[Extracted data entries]
((

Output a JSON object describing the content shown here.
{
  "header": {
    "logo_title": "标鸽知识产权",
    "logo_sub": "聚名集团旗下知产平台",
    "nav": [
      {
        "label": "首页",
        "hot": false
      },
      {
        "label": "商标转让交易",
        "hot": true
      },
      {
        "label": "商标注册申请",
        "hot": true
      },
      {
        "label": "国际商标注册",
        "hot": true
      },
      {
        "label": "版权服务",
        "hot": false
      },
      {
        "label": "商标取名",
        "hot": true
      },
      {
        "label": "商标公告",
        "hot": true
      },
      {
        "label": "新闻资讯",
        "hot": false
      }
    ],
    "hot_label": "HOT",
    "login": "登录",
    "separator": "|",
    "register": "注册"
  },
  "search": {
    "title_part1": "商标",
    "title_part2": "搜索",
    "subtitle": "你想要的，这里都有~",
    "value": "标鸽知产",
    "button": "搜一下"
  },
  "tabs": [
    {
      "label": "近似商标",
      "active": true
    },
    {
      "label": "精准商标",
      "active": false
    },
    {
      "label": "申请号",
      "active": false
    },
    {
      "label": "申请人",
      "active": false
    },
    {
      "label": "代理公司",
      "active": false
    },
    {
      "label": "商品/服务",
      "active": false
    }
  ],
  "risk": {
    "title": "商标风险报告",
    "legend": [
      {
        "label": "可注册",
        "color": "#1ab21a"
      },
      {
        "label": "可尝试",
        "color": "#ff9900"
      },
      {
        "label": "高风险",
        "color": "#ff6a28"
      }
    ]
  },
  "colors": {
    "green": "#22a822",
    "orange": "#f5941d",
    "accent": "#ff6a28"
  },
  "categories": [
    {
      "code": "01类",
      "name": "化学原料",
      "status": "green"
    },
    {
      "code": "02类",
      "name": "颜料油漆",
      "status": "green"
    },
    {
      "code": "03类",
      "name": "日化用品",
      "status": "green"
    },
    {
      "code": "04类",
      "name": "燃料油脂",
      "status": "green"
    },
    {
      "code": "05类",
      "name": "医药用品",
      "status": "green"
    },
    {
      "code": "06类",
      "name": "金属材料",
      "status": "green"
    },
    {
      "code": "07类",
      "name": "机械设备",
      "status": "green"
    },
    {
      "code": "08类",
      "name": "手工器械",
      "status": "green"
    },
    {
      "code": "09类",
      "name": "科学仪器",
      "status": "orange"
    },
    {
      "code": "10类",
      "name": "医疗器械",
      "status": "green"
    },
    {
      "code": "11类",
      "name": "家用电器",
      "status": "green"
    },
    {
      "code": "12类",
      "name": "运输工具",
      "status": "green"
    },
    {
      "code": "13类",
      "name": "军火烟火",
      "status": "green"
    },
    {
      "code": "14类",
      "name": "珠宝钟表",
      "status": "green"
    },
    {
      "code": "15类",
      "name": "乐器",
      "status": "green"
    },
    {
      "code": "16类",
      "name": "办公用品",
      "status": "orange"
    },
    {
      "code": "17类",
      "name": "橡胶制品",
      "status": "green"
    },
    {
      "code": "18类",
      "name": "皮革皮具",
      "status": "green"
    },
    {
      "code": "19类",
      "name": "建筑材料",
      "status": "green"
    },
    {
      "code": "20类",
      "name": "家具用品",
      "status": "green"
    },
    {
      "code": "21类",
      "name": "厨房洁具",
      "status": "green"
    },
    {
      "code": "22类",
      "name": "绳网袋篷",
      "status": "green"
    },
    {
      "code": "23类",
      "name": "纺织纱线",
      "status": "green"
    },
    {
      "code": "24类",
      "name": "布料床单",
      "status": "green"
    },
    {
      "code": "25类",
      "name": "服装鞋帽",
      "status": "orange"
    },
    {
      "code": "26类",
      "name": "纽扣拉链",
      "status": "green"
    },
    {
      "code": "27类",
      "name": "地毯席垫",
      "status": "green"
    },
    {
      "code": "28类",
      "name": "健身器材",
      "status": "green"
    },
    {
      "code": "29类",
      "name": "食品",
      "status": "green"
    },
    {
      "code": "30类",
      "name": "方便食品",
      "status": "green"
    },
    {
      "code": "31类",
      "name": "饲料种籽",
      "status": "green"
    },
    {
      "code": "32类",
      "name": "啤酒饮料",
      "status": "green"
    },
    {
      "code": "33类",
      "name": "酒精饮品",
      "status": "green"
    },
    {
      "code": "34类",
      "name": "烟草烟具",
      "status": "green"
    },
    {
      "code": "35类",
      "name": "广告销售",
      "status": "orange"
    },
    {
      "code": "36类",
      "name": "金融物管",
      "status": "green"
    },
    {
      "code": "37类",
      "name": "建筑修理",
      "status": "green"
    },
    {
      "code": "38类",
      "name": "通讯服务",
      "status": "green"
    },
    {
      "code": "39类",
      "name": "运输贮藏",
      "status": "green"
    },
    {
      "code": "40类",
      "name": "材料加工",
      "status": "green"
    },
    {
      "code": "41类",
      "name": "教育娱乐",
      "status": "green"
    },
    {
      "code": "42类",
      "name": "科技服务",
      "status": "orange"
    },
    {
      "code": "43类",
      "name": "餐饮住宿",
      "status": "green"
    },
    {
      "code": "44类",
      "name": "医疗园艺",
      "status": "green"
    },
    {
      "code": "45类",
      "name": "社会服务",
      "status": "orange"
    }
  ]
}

))

_Problem:_ Using the listing above, please repeat every entry exactly.

_Response to this exercise:_
Output a JSON object describing the content shown here.
{
  "header": {
    "logo_title": "标鸽知识产权",
    "logo_sub": "聚名集团旗下知产平台",
    "nav": [
      {
        "label": "首页",
        "hot": false
      },
      {
        "label": "商标转让交易",
        "hot": true
      },
      {
        "label": "商标注册申请",
        "hot": true
      },
      {
        "label": "国际商标注册",
        "hot": true
      },
      {
        "label": "版权服务",
        "hot": false
      },
      {
        "label": "商标取名",
        "hot": true
      },
      {
        "label": "商标公告",
        "hot": true
      },
      {
        "label": "新闻资讯",
        "hot": false
      }
    ],
    "hot_label": "HOT",
    "login": "登录",
    "separator": "|",
    "register": "注册"
  },
  "search": {
    "title_part1": "商标",
    "title_part2": "搜索",
    "subtitle": "你想要的，这里都有~",
    "value": "标鸽知产",
    "button": "搜一下"
  },
  "tabs": [
    {
      "label": "近似商标",
      "active": true
    },
    {
      "label": "精准商标",
      "active": false
    },
    {
      "label": "申请号",
      "active": false
    },
    {
      "label": "申请人",
      "active": false
    },
    {
      "label": "代理公司",
      "active": false
    },
    {
      "label": "商品/服务",
      "active": false
    }
  ],
  "risk": {
    "title": "商标风险报告",
    "legend": [
      {
        "label": "可注册",
        "color": "#1ab21a"
      },
      {
        "label": "可尝试",
        "color": "#ff9900"
      },
      {
        "label": "高风险",
        "color": "#ff6a28"
      }
    ]
  },
  "colors": {
    "green": "#22a822",
    "orange": "#f5941d",
    "accent": "#ff6a28"
  },
  "categories": [
    {
      "code": "01类",
      "name": "化学原料",
      "status": "green"
    },
    {
      "code": "02类",
      "name": "颜料油漆",
      "status": "green"
    },
    {
      "code": "03类",
      "name": "日化用品",
      "status": "green"
    },
    {
      "code": "04类",
      "name": "燃料油脂",
      "status": "green"
    },
    {
      "code": "05类",
      "name": "医药用品",
      "status": "green"
    },
    {
      "code": "06类",
      "name": "金属材料",
      "status": "green"
    },
    {
      "code": "07类",
      "name": "机械设备",
      "status": "green"
    },
    {
      "code": "08类",
      "name": "手工器械",
      "status": "green"
    },
    {
      "code": "09类",
      "name": "科学仪器",
      "status": "orange"
    },
    {
      "code": "10类",
      "name": "医疗器械",
      "status": "green"
    },
    {
      "code": "11类",
      "name": "家用电器",
      "status": "green"
    },
    {
      "code": "12类",
      "name": "运输工具",
      "status": "green"
    },
    {
      "code": "13类",
      "name": "军火烟火",
      "status": "green"
    },
    {
      "code": "14类",
      "name": "珠宝钟表",
      "status": "green"
    },
    {
      "code": "15类",
      "name": "乐器",
      "status": "green"
    },
    {
      "code": "16类",
      "name": "办公用品",
      "status": "orange"
    },
    {
      "code": "17类",
      "name": "橡胶制品",
      "status": "green"
    },
    {
      "code": "18类",
      "name": "皮革皮具",
      "status": "green"
    },
    {
      "code": "19类",
      "name": "建筑材料",
      "status": "green"
    },
    {
      "code": "20类",
      "name": "家具用品",
      "status": "green"
    },
    {
      "code": "21类",
      "name": "厨房洁具",
      "status": "green"
    },
    {
      "code": "22类",
      "name": "绳网袋篷",
      "status": "green"
    },
    {
      "code": "23类",
      "name": "纺织纱线",
      "status": "green"
    },
    {
      "code": "24类",
      "name": "布料床单",
      "status": "green"
    },
    {
      "code": "25类",
      "name": "服装鞋帽",
      "status": "orange"
    },
    {
      "code": "26类",
      "name": "纽扣拉链",
      "status": "green"
    },
    {
      "code": "27类",
      "name": "地毯席垫",
      "status": "green"
    },
    {
      "code": "28类",
      "name": "健身器材",
      "status": "green"
    },
    {
      "code": "29类",
      "name": "食品",
      "status": "green"
    },
    {
      "code": "30类",
      "name": "方便食品",
      "status": "green"
    },
    {
      "code": "31类",
      "name": "饲料种籽",
      "status": "green"
    },
    {
      "code": "32类",
      "name": "啤酒饮料",
      "status": "green"
    },
    {
      "code": "33类",
      "name": "酒精饮品",
      "status": "green"
    },
    {
      "code": "34类",
      "name": "烟草烟具",
      "status": "green"
    },
    {
      "code": "35类",
      "name": "广告销售",
      "status": "orange"
    },
    {
      "code": "36类",
      "name": "金融物管",
      "status": "green"
    },
    {
      "code": "37类",
      "name": "建筑修理",
      "status": "green"
    },
    {
      "code": "38类",
      "name": "通讯服务",
      "status": "green"
    },
    {
      "code": "39类",
      "name": "运输贮藏",
      "status": "green"
    },
    {
      "code": "40类",
      "name": "材料加工",
      "status": "green"
    },
    {
      "code": "41类",
      "name": "教育娱乐",
      "status": "green"
    },
    {
      "code": "42类",
      "name": "科技服务",
      "status": "orange"
    },
    {
      "code": "43类",
      "name": "餐饮住宿",
      "status": "green"
    },
    {
      "code": "44类",
      "name": "医疗园艺",
      "status": "green"
    },
    {
      "code": "45类",
      "name": "社会服务",
      "status": "orange"
    }
  ]
}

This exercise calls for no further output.